=== DIRECTIVE ===
Scan the lines below for "Memory"; report the number of lines that contain it, and only that.
════════════════════
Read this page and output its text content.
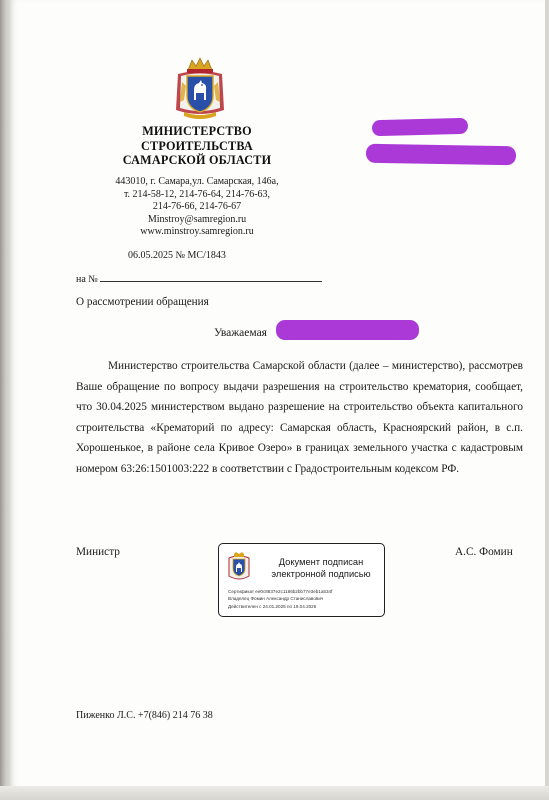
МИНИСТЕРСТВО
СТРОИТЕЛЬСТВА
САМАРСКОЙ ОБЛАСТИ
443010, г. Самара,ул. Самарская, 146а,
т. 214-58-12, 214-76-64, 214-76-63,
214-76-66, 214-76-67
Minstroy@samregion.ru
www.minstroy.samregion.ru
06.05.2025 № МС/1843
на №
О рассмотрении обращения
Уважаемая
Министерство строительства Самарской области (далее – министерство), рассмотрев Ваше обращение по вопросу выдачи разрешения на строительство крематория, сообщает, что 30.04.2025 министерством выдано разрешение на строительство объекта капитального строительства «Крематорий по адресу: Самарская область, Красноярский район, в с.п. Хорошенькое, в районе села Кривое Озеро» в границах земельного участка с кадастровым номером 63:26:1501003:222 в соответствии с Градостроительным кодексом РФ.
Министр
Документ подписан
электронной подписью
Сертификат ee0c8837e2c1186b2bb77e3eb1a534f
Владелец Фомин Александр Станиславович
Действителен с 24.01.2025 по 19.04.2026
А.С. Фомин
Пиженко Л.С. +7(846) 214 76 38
════════════════════
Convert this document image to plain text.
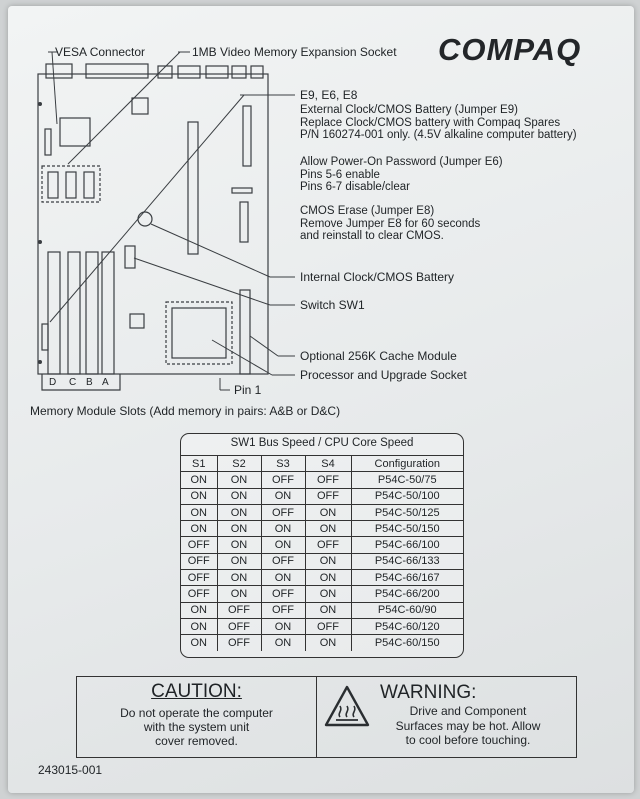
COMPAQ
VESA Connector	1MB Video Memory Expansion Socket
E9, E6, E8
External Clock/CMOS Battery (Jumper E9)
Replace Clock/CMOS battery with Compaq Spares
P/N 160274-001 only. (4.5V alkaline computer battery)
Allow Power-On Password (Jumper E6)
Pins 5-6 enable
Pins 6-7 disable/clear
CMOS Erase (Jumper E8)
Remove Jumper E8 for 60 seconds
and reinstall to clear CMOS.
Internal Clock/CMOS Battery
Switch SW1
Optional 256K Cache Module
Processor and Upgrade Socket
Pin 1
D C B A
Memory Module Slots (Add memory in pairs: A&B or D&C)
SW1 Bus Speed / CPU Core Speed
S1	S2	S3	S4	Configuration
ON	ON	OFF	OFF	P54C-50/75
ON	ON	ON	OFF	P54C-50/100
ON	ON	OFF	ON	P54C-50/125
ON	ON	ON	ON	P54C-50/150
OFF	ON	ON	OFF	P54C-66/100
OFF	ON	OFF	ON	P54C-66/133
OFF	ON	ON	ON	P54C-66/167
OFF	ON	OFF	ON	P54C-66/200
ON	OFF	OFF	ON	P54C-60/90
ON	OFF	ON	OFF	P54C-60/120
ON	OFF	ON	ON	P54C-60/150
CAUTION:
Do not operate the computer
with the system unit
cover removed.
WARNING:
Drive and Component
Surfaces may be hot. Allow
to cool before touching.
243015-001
════════════════════
=== EXPECTED OUTPUT ===
2